Власов. Два лица генерала | страница 76
«Оценка местности к этому времени была весьма тяжелой… Все зимние дороги были залиты водой, для гужевого и автотранспорта не проходимы… Коммуникации в данный период распутицы и артминометного огня противника были совершенно закрыты. Проход был временами доступен только отдельным людям».
Эта цитата взята нами из докладной записки Военному совету Волховского фронта, поданной 26 июня 1942 года генерал-майором Афанасьевым. Понятно, что докладная записка – не тот жанр, где оттачивается стилистика, но выражение «в период распутицы и артминометного огня» достойно, чтобы остаться в памяти.
Это не оговорка. Интенсивный и губительный огонь немецкой артиллерии с тридцатого апреля стал для Ударной армии столь же привычной деталью пейзажа, как и набухшие водой болота.
«Наша авиация работает здорово… – записал в дневнике немецкий офицер Рудольф Видерман. – Над болотом, в котором сидят русские иваны, постоянно висит большое облако дыма. Наши самолеты не дают им передышки».

| ЗАДАЧА A |
Процитируйте исходный текст полностью и без изменений.

| ДАННЫЕ |
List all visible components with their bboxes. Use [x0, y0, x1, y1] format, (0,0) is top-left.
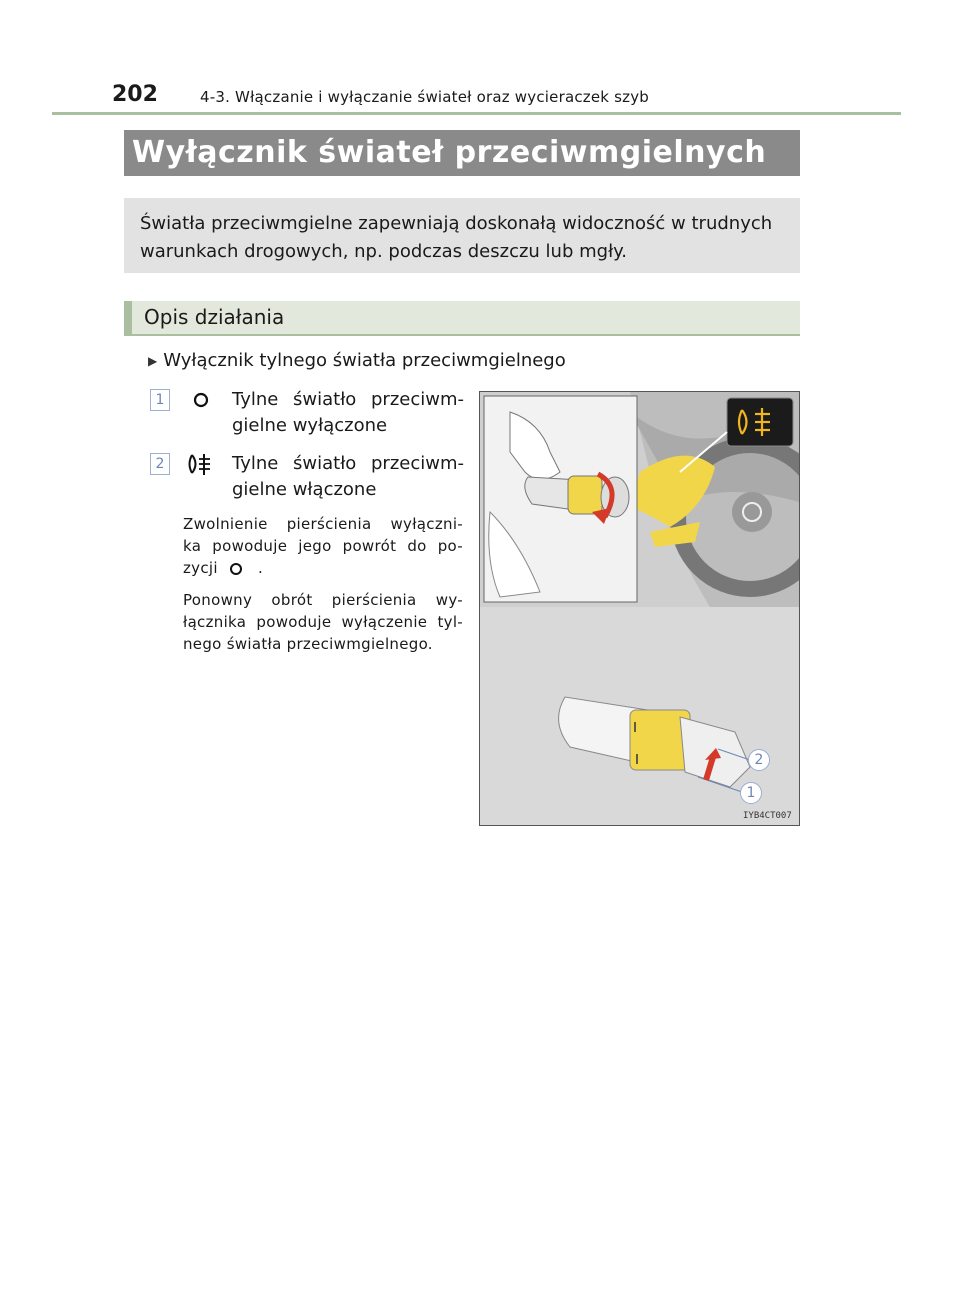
triangle-bullet-icon: ▶	[148, 353, 158, 368]
page-title: Wyłącznik świateł przeciwmgielnych	[124, 130, 800, 176]
note-1-line-1: Zwolnienie pierścienia wyłączni-	[183, 515, 463, 533]
bullet-text: Wyłącznik tylnego światła przeciwmgielnego	[163, 350, 566, 371]
off-icon	[191, 391, 211, 411]
note-2-line-2: łącznika powoduje wyłączenie tyl-	[183, 613, 463, 631]
figure-code: IYB4CT007	[743, 811, 792, 821]
note-2-line-1: Ponowny obrót pierścienia wy-	[183, 591, 463, 609]
off-position-icon	[223, 560, 253, 576]
item-number-1: 1	[150, 389, 170, 411]
note-1-line-3	[183, 557, 463, 579]
item-1-text	[232, 387, 464, 439]
note-1-period: .	[258, 559, 264, 577]
callout-1: 1	[740, 782, 762, 804]
item-number-2: 2	[150, 453, 170, 475]
rear-fog-light-icon	[186, 451, 214, 477]
note-release	[183, 513, 463, 579]
bullet-item	[148, 350, 566, 371]
item-2-line-1: Tylne światło przeciwm-	[232, 453, 464, 474]
note-rotate	[183, 589, 463, 655]
note-1-line-2: ka powoduje jego powrót do po-	[183, 537, 463, 555]
header-rule	[52, 112, 901, 115]
section-heading: Opis działania	[124, 301, 800, 336]
note-2-line-3: nego światła przeciwmgielnego.	[183, 635, 433, 653]
item-1-line-1: Tylne światło przeciwm-	[232, 389, 464, 410]
intro-line-1: Światła przeciwmgielne zapewniają doskonałą widoczność w trudnych	[140, 213, 773, 234]
intro-line-2: warunkach drogowych, np. podczas deszczu lub mgły.	[140, 241, 627, 262]
item-2-text	[232, 451, 464, 503]
item-1-line-2: gielne wyłączone	[232, 415, 388, 436]
item-2-line-2: gielne włączone	[232, 479, 377, 500]
note-1-line-3-text: zycji	[183, 559, 218, 577]
page-number: 202	[112, 82, 158, 107]
intro-box	[124, 198, 800, 273]
running-head: 4-3. Włączanie i wyłączanie świateł oraz wycieraczek szyb	[200, 88, 650, 106]
switch-illustration	[479, 391, 800, 826]
callout-2: 2	[748, 749, 770, 771]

| ЗАДАЧА B |
Из строк данных выведите без изменений только строки начиная со строки, содержащей «353, 158, 368]», и по строку, содержащую «note-2-line-1: Ponowny obrót», включительно.

| ПИСЬМЕННЫЙ ОТВЕТ A |
Власов. Два лица генерала | страница 76
«Оценка местности к этому времени была весьма тяжелой… Все зимние дороги были залиты водой, для гужевого и автотранспорта не проходимы… Коммуникации в данный период распутицы и артминометного огня противника были совершенно закрыты. Проход был временами доступен только отдельным людям».
Эта цитата взята нами из докладной записки Военному совету Волховского фронта, поданной 26 июня 1942 года генерал-майором Афанасьевым. Понятно, что докладная записка – не тот жанр, где оттачивается стилистика, но выражение «в период распутицы и артминометного огня» достойно, чтобы остаться в памяти.
Это не оговорка. Интенсивный и губительный огонь немецкой артиллерии с тридцатого апреля стал для Ударной армии столь же привычной деталью пейзажа, как и набухшие водой болота.
«Наша авиация работает здорово… – записал в дневнике немецкий офицер Рудольф Видерман. – Над болотом, в котором сидят русские иваны, постоянно висит большое облако дыма. Наши самолеты не дают им передышки».

| ПИСЬМЕННЫЙ ОТВЕТ B |
triangle-bullet-icon: ▶	[148, 353, 158, 368]
page-title: Wyłącznik świateł przeciwmgielnych	[124, 130, 800, 176]
note-1-line-1: Zwolnienie pierścienia wyłączni-	[183, 515, 463, 533]
bullet-text: Wyłącznik tylnego światła przeciwmgielnego	[163, 350, 566, 371]
off-icon	[191, 391, 211, 411]
note-2-line-2: łącznika powoduje wyłączenie tyl-	[183, 613, 463, 631]
figure-code: IYB4CT007	[743, 811, 792, 821]
note-2-line-1: Ponowny obrót pierścienia wy-	[183, 591, 463, 609]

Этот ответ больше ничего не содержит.